===== Entries provided =====
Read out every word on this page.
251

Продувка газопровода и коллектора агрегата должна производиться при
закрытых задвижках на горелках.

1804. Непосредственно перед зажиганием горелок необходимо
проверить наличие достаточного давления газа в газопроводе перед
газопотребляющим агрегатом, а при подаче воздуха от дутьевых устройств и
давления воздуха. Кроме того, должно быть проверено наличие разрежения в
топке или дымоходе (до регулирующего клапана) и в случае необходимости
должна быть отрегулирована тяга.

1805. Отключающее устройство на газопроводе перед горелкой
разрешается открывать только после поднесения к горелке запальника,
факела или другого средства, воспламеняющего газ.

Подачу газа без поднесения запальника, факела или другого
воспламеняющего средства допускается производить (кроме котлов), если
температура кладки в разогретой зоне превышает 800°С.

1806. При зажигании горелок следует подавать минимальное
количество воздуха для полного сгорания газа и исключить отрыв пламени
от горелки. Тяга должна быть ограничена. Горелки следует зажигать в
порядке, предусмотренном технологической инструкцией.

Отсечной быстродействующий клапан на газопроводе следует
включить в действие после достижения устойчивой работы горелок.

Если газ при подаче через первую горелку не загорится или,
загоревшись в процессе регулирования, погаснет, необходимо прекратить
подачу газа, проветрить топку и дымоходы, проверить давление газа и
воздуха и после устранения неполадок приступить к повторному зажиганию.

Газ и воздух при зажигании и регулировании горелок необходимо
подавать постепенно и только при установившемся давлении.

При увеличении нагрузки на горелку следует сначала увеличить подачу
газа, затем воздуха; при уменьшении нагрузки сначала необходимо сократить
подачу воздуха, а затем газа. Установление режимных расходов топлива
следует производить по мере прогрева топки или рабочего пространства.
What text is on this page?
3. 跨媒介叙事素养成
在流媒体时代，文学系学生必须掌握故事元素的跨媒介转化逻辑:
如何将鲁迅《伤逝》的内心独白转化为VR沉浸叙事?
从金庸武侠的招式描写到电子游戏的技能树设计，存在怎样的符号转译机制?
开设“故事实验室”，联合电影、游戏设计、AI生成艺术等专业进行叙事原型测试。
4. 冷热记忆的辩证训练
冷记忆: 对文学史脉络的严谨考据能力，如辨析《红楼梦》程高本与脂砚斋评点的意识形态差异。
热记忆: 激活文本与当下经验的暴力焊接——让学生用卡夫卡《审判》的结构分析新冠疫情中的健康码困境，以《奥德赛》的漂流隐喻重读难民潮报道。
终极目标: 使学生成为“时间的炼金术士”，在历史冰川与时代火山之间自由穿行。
=====
Return exactly the lines from the one containing "What text is on this page?" to the last line of the data, and nothing more.

(Result)
What text is on this page?
3. 跨媒介叙事素养成
在流媒体时代，文学系学生必须掌握故事元素的跨媒介转化逻辑:
如何将鲁迅《伤逝》的内心独白转化为VR沉浸叙事?
从金庸武侠的招式描写到电子游戏的技能树设计，存在怎样的符号转译机制?
开设“故事实验室”，联合电影、游戏设计、AI生成艺术等专业进行叙事原型测试。
4. 冷热记忆的辩证训练
冷记忆: 对文学史脉络的严谨考据能力，如辨析《红楼梦》程高本与脂砚斋评点的意识形态差异。
热记忆: 激活文本与当下经验的暴力焊接——让学生用卡夫卡《审判》的结构分析新冠疫情中的健康码困境，以《奥德赛》的漂流隐喻重读难民潮报道。
终极目标: 使学生成为“时间的炼金术士”，在历史冰川与时代火山之间自由穿行。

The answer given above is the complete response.